### BRIEF
Copy each line containing the word "grid" from the records that follow, please.

### DATASET EXCERPTS
* begin *

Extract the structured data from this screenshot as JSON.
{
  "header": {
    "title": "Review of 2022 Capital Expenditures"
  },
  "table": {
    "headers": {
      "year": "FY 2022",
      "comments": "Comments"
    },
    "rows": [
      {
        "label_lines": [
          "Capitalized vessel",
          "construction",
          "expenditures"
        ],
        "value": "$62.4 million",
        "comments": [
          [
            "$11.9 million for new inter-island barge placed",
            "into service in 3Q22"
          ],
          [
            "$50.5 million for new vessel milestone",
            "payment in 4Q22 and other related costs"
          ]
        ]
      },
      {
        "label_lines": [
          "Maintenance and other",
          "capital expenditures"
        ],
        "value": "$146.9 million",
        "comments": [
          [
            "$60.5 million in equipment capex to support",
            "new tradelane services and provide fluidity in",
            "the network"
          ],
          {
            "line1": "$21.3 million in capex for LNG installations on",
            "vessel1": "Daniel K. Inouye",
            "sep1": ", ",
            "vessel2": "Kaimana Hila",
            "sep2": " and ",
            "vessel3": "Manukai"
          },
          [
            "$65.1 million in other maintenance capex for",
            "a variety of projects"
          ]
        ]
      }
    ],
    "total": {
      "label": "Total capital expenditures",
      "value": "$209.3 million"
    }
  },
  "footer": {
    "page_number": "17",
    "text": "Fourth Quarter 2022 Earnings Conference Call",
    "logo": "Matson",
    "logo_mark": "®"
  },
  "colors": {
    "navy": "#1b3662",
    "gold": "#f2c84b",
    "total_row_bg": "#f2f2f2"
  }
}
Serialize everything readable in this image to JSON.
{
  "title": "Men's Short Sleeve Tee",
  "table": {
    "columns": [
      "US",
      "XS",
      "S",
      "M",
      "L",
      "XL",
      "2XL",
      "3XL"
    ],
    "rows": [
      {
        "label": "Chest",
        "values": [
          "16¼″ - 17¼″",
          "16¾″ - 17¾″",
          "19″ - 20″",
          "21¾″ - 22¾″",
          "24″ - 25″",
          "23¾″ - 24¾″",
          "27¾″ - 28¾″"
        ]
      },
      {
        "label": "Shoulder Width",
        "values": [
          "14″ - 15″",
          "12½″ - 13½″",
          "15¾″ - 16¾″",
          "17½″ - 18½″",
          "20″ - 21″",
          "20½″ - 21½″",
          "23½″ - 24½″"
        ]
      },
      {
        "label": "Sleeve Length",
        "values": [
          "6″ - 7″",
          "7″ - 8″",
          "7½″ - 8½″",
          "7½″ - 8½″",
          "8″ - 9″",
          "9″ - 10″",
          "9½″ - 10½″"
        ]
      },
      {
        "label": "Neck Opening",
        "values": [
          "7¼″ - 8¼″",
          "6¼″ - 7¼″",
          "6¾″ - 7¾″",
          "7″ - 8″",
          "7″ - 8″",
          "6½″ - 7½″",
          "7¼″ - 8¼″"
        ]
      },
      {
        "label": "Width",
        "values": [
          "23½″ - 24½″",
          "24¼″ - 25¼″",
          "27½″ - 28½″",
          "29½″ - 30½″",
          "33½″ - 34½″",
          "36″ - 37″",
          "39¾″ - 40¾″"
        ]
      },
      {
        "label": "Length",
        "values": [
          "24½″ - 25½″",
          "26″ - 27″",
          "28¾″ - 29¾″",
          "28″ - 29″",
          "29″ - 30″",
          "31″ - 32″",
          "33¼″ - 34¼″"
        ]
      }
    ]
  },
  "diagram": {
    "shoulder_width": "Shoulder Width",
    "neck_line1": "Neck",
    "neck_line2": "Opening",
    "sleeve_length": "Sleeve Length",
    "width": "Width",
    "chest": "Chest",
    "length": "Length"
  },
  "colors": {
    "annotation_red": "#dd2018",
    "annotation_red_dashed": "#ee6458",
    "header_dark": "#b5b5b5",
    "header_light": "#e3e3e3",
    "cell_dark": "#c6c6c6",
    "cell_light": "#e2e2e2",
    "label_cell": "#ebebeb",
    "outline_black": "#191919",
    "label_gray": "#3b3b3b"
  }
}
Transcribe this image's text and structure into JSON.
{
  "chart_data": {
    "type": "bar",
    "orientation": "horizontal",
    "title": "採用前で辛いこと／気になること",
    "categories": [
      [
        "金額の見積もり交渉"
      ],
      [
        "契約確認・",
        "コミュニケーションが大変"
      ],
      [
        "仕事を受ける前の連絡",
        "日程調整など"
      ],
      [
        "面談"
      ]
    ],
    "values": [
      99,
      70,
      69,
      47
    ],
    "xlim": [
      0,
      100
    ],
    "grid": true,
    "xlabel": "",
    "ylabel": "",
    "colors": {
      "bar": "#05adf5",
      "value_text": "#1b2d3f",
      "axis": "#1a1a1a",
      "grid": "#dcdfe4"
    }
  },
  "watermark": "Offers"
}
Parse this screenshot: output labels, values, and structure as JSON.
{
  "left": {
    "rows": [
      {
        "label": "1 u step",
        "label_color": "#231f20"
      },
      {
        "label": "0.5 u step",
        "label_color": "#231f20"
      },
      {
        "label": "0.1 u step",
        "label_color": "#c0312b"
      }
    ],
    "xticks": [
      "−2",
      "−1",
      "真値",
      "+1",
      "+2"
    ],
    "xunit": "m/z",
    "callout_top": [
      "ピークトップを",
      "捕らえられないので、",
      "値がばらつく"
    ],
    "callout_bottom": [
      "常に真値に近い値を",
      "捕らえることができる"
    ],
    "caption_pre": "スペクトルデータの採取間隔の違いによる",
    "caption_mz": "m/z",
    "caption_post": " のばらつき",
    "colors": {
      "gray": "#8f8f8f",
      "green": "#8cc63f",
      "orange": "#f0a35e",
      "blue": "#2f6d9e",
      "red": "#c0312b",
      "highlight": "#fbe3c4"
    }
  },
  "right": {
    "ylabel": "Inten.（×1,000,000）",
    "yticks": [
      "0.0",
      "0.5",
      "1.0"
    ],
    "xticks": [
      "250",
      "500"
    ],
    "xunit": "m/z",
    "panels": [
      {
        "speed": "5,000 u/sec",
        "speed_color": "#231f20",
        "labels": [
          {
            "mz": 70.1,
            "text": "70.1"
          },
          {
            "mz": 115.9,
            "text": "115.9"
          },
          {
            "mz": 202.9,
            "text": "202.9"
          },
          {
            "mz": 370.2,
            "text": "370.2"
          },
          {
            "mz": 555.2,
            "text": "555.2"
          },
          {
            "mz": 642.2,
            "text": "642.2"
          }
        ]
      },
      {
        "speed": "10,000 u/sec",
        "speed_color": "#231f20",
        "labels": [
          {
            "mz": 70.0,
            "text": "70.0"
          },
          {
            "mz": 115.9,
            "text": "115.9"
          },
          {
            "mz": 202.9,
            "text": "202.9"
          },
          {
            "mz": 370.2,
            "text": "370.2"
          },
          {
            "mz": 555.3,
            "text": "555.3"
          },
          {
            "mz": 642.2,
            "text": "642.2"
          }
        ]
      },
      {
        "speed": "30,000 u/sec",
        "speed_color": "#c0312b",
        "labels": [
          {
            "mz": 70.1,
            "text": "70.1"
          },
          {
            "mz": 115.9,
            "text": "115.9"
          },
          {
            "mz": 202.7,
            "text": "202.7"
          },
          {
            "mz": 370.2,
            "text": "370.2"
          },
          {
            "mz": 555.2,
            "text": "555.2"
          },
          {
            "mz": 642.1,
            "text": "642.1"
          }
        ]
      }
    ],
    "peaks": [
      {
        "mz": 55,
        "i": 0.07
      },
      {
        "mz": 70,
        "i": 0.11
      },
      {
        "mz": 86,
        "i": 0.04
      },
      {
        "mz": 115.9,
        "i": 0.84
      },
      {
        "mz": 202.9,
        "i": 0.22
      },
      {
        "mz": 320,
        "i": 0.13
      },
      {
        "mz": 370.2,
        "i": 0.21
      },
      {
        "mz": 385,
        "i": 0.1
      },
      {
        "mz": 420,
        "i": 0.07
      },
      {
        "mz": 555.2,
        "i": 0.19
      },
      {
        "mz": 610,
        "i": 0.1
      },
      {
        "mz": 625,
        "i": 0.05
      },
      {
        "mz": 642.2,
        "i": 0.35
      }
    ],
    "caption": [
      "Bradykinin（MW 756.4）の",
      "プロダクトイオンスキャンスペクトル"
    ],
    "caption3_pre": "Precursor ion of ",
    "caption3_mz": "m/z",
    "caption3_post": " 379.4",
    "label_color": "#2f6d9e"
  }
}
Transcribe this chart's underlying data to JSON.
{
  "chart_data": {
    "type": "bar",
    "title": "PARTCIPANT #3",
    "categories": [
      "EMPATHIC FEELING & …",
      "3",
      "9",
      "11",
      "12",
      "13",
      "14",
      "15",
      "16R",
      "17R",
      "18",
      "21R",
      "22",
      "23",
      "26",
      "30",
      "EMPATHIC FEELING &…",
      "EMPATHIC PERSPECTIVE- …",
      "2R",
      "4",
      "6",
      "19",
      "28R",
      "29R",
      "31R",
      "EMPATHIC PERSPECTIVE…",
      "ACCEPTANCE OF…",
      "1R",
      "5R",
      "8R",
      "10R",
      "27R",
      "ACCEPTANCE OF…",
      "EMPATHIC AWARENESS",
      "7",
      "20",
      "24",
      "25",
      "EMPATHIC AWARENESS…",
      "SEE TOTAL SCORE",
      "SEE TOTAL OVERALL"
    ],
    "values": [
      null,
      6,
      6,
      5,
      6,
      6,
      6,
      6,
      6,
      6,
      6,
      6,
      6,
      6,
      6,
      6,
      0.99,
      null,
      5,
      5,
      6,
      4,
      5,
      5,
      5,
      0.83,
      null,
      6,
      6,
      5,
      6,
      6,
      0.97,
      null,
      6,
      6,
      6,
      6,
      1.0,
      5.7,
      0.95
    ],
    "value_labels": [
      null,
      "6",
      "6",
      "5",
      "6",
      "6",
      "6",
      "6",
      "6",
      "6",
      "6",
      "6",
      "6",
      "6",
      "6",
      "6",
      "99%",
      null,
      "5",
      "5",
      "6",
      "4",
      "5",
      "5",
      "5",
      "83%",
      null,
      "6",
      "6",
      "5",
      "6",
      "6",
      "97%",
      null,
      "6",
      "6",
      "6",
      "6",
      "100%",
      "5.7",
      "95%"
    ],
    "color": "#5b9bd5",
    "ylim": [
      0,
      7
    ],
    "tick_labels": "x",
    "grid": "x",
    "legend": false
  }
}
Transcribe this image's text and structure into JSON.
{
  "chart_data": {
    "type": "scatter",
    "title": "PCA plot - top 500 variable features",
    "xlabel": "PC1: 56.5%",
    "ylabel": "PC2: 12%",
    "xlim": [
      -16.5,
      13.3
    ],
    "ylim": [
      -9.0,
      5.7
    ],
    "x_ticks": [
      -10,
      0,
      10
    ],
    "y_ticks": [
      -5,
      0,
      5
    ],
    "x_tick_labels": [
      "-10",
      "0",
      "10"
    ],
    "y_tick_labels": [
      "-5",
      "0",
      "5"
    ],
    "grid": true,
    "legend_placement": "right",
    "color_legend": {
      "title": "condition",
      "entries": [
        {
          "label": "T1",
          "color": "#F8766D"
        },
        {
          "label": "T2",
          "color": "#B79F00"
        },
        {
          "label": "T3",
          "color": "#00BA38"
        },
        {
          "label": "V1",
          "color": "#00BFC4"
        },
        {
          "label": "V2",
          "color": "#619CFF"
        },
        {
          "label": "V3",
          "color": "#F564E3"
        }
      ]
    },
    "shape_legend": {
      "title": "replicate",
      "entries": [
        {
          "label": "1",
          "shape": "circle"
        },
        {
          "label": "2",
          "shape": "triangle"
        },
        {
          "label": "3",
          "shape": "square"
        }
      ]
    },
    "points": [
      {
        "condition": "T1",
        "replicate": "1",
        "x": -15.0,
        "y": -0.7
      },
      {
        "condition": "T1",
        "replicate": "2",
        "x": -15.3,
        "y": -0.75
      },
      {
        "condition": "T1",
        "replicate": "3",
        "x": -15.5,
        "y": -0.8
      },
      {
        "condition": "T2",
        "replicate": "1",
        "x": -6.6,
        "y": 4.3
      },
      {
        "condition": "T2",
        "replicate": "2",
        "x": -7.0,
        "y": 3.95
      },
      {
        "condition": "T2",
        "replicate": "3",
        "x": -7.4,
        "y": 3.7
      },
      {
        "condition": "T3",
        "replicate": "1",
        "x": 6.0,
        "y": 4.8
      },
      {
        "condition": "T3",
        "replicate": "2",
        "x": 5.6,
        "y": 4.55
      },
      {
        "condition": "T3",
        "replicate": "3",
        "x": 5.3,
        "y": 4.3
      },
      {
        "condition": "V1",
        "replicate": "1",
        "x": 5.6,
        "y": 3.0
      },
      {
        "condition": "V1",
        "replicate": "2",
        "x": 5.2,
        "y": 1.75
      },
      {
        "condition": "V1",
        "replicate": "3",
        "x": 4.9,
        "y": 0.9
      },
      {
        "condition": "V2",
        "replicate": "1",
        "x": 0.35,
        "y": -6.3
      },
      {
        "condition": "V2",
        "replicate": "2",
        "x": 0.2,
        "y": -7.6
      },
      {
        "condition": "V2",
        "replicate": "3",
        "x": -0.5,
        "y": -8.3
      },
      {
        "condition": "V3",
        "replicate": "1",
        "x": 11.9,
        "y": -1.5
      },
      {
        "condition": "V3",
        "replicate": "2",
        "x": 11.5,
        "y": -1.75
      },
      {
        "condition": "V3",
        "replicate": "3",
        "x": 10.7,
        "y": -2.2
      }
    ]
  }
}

* end *

### RESPONSE TO THE TASK
    "grid": true,
      "grid": "#dcdfe4"
    "grid": "x",
    "grid": true,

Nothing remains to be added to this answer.